### Description of the task
Write out the material exactly. Do not include the pictures.

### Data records
_ _ _ _ _ _ _

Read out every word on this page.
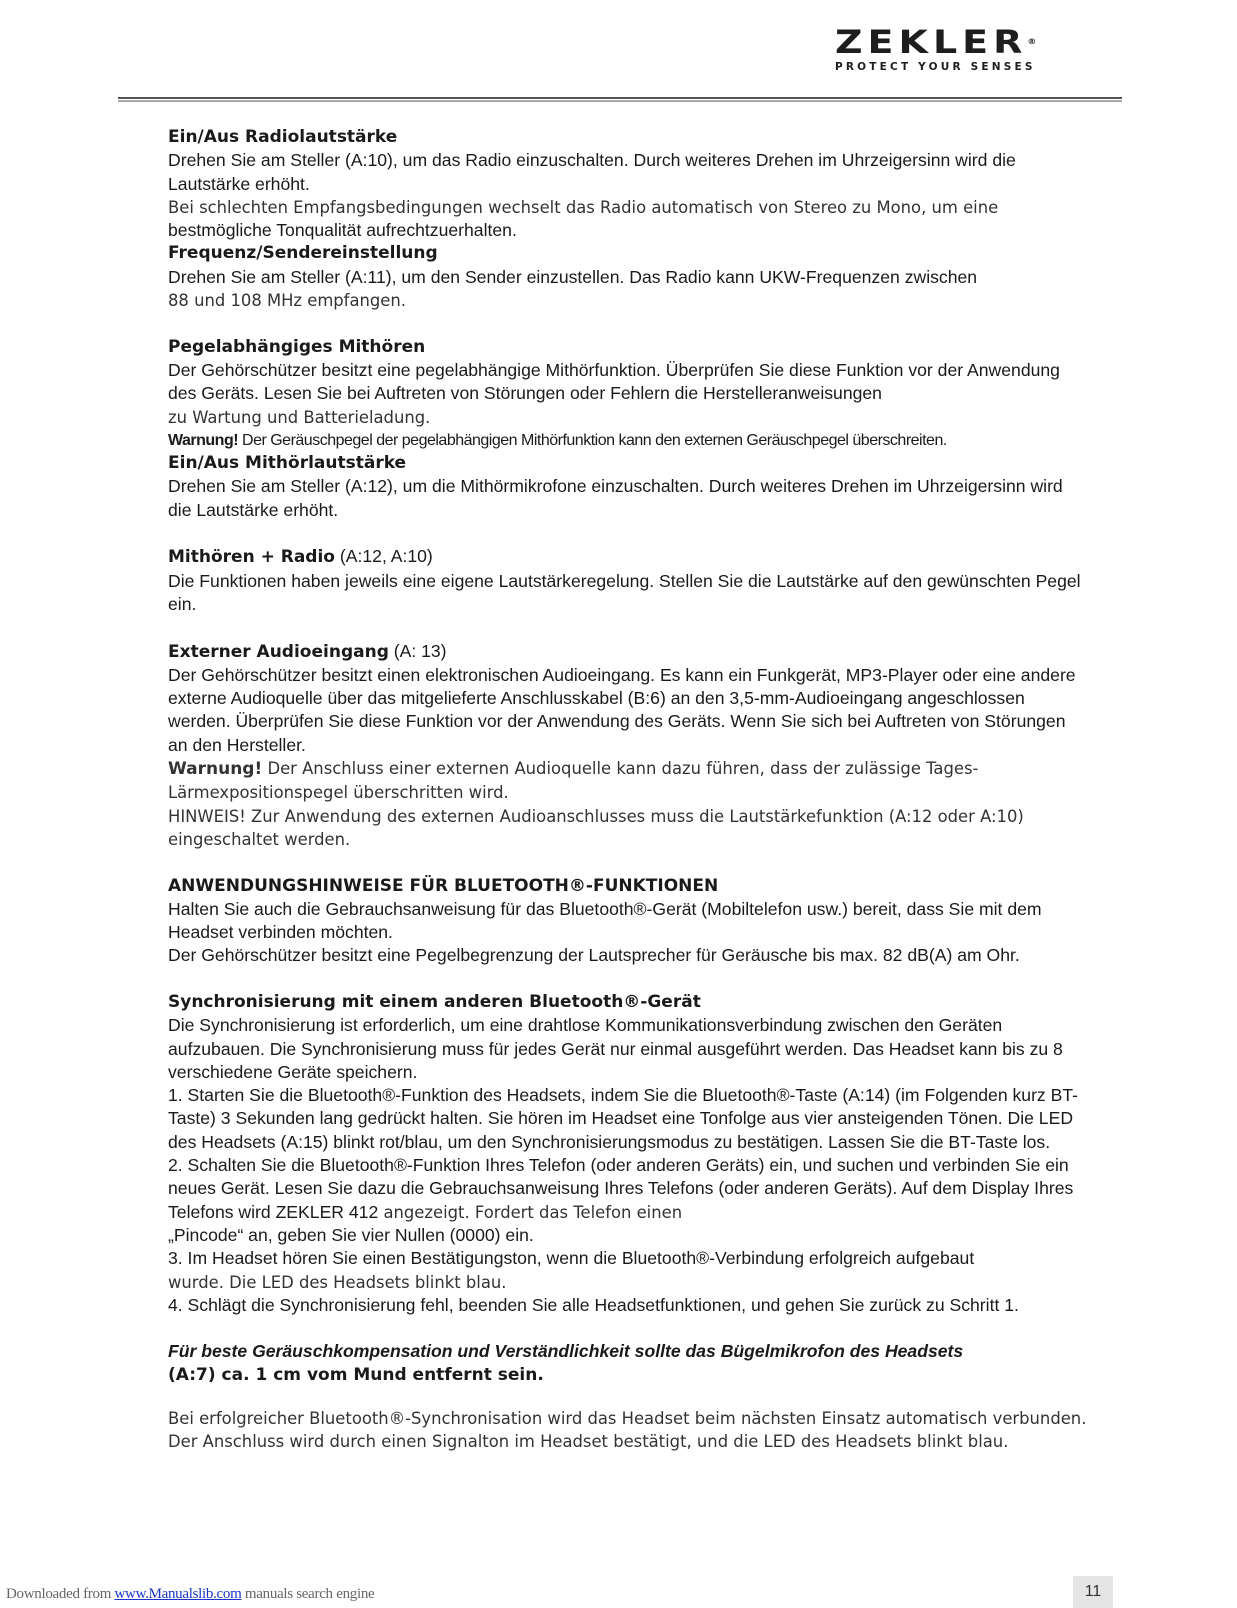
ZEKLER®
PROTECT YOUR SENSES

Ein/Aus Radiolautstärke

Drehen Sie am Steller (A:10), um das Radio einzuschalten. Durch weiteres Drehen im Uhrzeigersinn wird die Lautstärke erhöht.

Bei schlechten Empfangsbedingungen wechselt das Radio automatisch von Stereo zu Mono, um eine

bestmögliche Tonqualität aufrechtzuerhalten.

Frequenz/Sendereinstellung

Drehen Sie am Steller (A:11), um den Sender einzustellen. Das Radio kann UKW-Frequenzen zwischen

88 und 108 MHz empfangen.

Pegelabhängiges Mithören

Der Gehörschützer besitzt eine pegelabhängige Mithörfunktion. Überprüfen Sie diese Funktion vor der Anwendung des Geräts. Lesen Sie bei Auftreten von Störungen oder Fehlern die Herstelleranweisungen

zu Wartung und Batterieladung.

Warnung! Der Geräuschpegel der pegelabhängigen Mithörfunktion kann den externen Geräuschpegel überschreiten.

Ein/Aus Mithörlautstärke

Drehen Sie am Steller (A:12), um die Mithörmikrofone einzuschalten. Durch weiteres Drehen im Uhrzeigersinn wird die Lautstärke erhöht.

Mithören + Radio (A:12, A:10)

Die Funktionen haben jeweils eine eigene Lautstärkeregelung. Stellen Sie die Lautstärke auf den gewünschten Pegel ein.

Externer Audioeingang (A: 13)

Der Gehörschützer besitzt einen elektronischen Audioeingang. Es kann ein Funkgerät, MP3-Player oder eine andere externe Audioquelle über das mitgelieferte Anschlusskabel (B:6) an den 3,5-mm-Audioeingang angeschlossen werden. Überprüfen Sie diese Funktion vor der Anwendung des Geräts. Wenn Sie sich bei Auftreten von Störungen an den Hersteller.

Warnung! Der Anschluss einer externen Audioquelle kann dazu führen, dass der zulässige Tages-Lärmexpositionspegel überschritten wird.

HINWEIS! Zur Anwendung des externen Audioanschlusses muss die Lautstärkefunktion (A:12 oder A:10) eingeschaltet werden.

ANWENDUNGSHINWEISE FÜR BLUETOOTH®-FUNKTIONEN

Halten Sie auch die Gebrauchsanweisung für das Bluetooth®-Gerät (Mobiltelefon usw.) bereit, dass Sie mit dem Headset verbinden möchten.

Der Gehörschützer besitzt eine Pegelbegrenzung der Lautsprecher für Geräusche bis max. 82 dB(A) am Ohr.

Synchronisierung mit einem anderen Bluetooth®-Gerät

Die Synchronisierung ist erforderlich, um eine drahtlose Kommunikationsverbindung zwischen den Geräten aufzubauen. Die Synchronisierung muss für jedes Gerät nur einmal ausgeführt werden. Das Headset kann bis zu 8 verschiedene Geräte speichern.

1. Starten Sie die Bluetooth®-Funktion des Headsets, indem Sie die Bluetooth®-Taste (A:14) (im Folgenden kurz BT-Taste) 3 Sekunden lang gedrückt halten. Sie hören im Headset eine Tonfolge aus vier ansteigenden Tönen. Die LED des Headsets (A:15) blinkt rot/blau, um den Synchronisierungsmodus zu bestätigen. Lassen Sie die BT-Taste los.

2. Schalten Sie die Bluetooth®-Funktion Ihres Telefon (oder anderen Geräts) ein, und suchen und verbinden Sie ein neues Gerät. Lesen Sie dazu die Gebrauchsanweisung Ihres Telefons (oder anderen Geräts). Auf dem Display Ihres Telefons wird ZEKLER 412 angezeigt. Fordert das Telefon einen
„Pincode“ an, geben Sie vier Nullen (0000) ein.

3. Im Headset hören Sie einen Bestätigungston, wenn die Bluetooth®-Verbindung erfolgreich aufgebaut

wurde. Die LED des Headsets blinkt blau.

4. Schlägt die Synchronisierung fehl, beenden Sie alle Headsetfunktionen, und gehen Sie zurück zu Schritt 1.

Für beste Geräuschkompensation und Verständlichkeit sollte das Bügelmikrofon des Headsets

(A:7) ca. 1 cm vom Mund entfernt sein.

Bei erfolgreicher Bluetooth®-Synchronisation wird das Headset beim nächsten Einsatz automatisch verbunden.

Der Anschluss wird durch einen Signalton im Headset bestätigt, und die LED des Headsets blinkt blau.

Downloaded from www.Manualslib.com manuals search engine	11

_ _ _ _ _ _ _

### The result
Read out every word on this page.
ZEKLER®
PROTECT YOUR SENSES

Ein/Aus Radiolautstärke

Drehen Sie am Steller (A:10), um das Radio einzuschalten. Durch weiteres Drehen im Uhrzeigersinn wird die Lautstärke erhöht.

Bei schlechten Empfangsbedingungen wechselt das Radio automatisch von Stereo zu Mono, um eine

bestmögliche Tonqualität aufrechtzuerhalten.

Frequenz/Sendereinstellung

Drehen Sie am Steller (A:11), um den Sender einzustellen. Das Radio kann UKW-Frequenzen zwischen

88 und 108 MHz empfangen.

Pegelabhängiges Mithören

Der Gehörschützer besitzt eine pegelabhängige Mithörfunktion. Überprüfen Sie diese Funktion vor der Anwendung des Geräts. Lesen Sie bei Auftreten von Störungen oder Fehlern die Herstelleranweisungen

zu Wartung und Batterieladung.

Warnung! Der Geräuschpegel der pegelabhängigen Mithörfunktion kann den externen Geräuschpegel überschreiten.

Ein/Aus Mithörlautstärke

Drehen Sie am Steller (A:12), um die Mithörmikrofone einzuschalten. Durch weiteres Drehen im Uhrzeigersinn wird die Lautstärke erhöht.

Mithören + Radio (A:12, A:10)

Die Funktionen haben jeweils eine eigene Lautstärkeregelung. Stellen Sie die Lautstärke auf den gewünschten Pegel ein.

Externer Audioeingang (A: 13)

Der Gehörschützer besitzt einen elektronischen Audioeingang. Es kann ein Funkgerät, MP3-Player oder eine andere externe Audioquelle über das mitgelieferte Anschlusskabel (B:6) an den 3,5-mm-Audioeingang angeschlossen werden. Überprüfen Sie diese Funktion vor der Anwendung des Geräts. Wenn Sie sich bei Auftreten von Störungen an den Hersteller.

Warnung! Der Anschluss einer externen Audioquelle kann dazu führen, dass der zulässige Tages-Lärmexpositionspegel überschritten wird.

HINWEIS! Zur Anwendung des externen Audioanschlusses muss die Lautstärkefunktion (A:12 oder A:10) eingeschaltet werden.

ANWENDUNGSHINWEISE FÜR BLUETOOTH®-FUNKTIONEN

Halten Sie auch die Gebrauchsanweisung für das Bluetooth®-Gerät (Mobiltelefon usw.) bereit, dass Sie mit dem Headset verbinden möchten.

Der Gehörschützer besitzt eine Pegelbegrenzung der Lautsprecher für Geräusche bis max. 82 dB(A) am Ohr.

Synchronisierung mit einem anderen Bluetooth®-Gerät

Die Synchronisierung ist erforderlich, um eine drahtlose Kommunikationsverbindung zwischen den Geräten aufzubauen. Die Synchronisierung muss für jedes Gerät nur einmal ausgeführt werden. Das Headset kann bis zu 8 verschiedene Geräte speichern.

1. Starten Sie die Bluetooth®-Funktion des Headsets, indem Sie die Bluetooth®-Taste (A:14) (im Folgenden kurz BT-Taste) 3 Sekunden lang gedrückt halten. Sie hören im Headset eine Tonfolge aus vier ansteigenden Tönen. Die LED des Headsets (A:15) blinkt rot/blau, um den Synchronisierungsmodus zu bestätigen. Lassen Sie die BT-Taste los.

2. Schalten Sie die Bluetooth®-Funktion Ihres Telefon (oder anderen Geräts) ein, und suchen und verbinden Sie ein neues Gerät. Lesen Sie dazu die Gebrauchsanweisung Ihres Telefons (oder anderen Geräts). Auf dem Display Ihres Telefons wird ZEKLER 412 angezeigt. Fordert das Telefon einen
„Pincode“ an, geben Sie vier Nullen (0000) ein.

3. Im Headset hören Sie einen Bestätigungston, wenn die Bluetooth®-Verbindung erfolgreich aufgebaut

wurde. Die LED des Headsets blinkt blau.

4. Schlägt die Synchronisierung fehl, beenden Sie alle Headsetfunktionen, und gehen Sie zurück zu Schritt 1.

Für beste Geräuschkompensation und Verständlichkeit sollte das Bügelmikrofon des Headsets

(A:7) ca. 1 cm vom Mund entfernt sein.

Bei erfolgreicher Bluetooth®-Synchronisation wird das Headset beim nächsten Einsatz automatisch verbunden.

Der Anschluss wird durch einen Signalton im Headset bestätigt, und die LED des Headsets blinkt blau.

Downloaded from www.Manualslib.com manuals search engine	11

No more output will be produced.